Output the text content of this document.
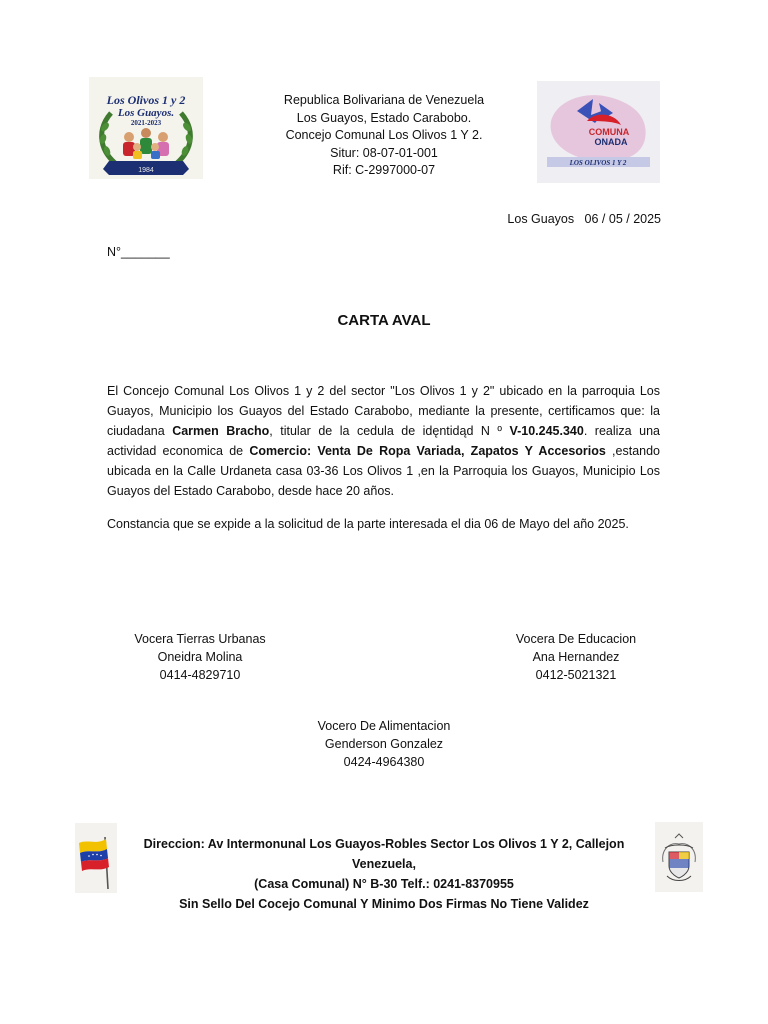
Los Olivos 1 y 2
Los Guayos.
2021-2023
1984
Republica Bolivariana de Venezuela
Los Guayos, Estado Carabobo.
Concejo Comunal Los Olivos 1 Y 2.
Situr: 08-07-01-001
Rif: C-2997000-07
COMUNA
ONADA
LOS OLIVOS 1 Y 2
Los Guayos   06 / 05 / 2025
N°_______
CARTA AVAL
El Concejo Comunal Los Olivos 1 y 2 del sector "Los Olivos 1 y 2" ubicado en la parroquia Los Guayos, Municipio los Guayos del Estado Carabobo, mediante la presente, certificamos que: la ciudadana Carmen Bracho, titular de la cedula de idęntidąd N º V-10.245.340. realiza una actividad economica de Comercio: Venta De Ropa Variada, Zapatos Y Accesorios ,estando ubicada en la Calle Urdaneta casa 03-36 Los Olivos 1 ,en la Parroquia los Guayos, Municipio Los Guayos del Estado Carabobo, desde hace 20 años.
Constancia que se expide a la solicitud de la parte interesada el dia 06 de Mayo del año 2025.
Vocera Tierras Urbanas
Oneidra Molina
0414-4829710
Vocera De Educacion
Ana Hernandez
0412-5021321
Vocero De Alimentacion
Genderson Gonzalez
0424-4964380
Direccion: Av Intermonunal Los Guayos-Robles Sector Los Olivos 1 Y 2, Callejon Venezuela,
(Casa Comunal) N° B-30 Telf.: 0241-8370955
Sin Sello Del Cocejo Comunal Y Minimo Dos Firmas No Tiene Validez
◆ ◆ ◆ ◆ ◆
## Aim
Extract the full listing above verbatim; pictures are to be left out of the copy.

## Correct result
Output the text content of this document.
Los Olivos 1 y 2
Los Guayos.
2021-2023
1984
Republica Bolivariana de Venezuela
Los Guayos, Estado Carabobo.
Concejo Comunal Los Olivos 1 Y 2.
Situr: 08-07-01-001
Rif: C-2997000-07
COMUNA
ONADA
LOS OLIVOS 1 Y 2
Los Guayos   06 / 05 / 2025
N°_______
CARTA AVAL
El Concejo Comunal Los Olivos 1 y 2 del sector "Los Olivos 1 y 2" ubicado en la parroquia Los Guayos, Municipio los Guayos del Estado Carabobo, mediante la presente, certificamos que: la ciudadana Carmen Bracho, titular de la cedula de idęntidąd N º V-10.245.340. realiza una actividad economica de Comercio: Venta De Ropa Variada, Zapatos Y Accesorios ,estando ubicada en la Calle Urdaneta casa 03-36 Los Olivos 1 ,en la Parroquia los Guayos, Municipio Los Guayos del Estado Carabobo, desde hace 20 años.
Constancia que se expide a la solicitud de la parte interesada el dia 06 de Mayo del año 2025.
Vocera Tierras Urbanas
Oneidra Molina
0414-4829710
Vocera De Educacion
Ana Hernandez
0412-5021321
Vocero De Alimentacion
Genderson Gonzalez
0424-4964380
Direccion: Av Intermonunal Los Guayos-Robles Sector Los Olivos 1 Y 2, Callejon Venezuela,
(Casa Comunal) N° B-30 Telf.: 0241-8370955
Sin Sello Del Cocejo Comunal Y Minimo Dos Firmas No Tiene Validez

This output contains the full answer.